# START OF Rows

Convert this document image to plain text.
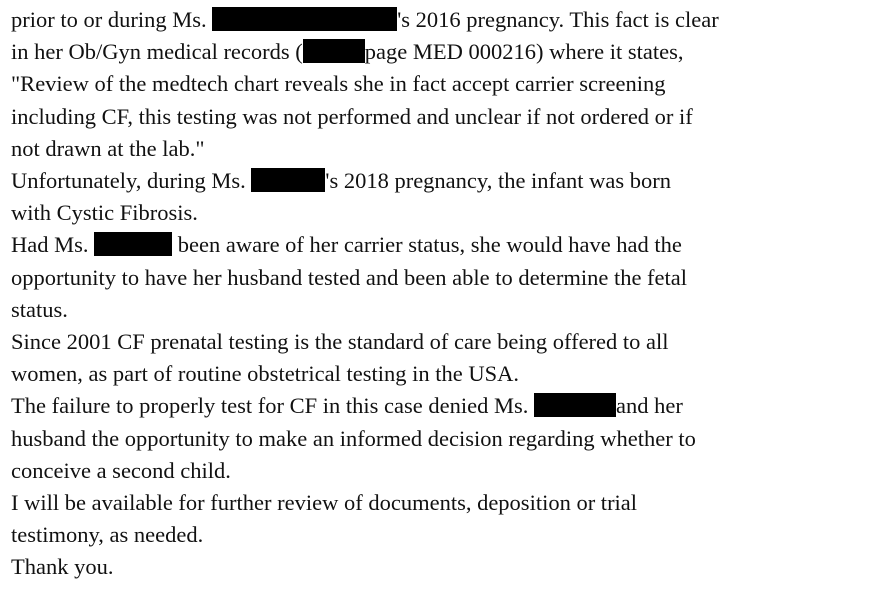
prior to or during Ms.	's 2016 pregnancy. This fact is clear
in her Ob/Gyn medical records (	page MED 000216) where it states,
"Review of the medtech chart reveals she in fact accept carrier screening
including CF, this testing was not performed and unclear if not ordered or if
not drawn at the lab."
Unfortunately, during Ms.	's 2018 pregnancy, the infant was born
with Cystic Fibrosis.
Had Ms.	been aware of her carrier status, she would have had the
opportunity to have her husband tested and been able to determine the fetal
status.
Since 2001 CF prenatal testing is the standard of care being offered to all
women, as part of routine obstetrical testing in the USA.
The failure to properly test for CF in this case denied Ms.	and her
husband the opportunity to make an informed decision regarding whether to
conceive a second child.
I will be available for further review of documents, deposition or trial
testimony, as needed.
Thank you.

# END OF Rows

* [Set problem]: Identify every line holding the word "been" and copy it out.

* [Answer for this exercise]:
Had Ms.	been aware of her carrier status, she would have had the
opportunity to have her husband tested and been able to determine the fetal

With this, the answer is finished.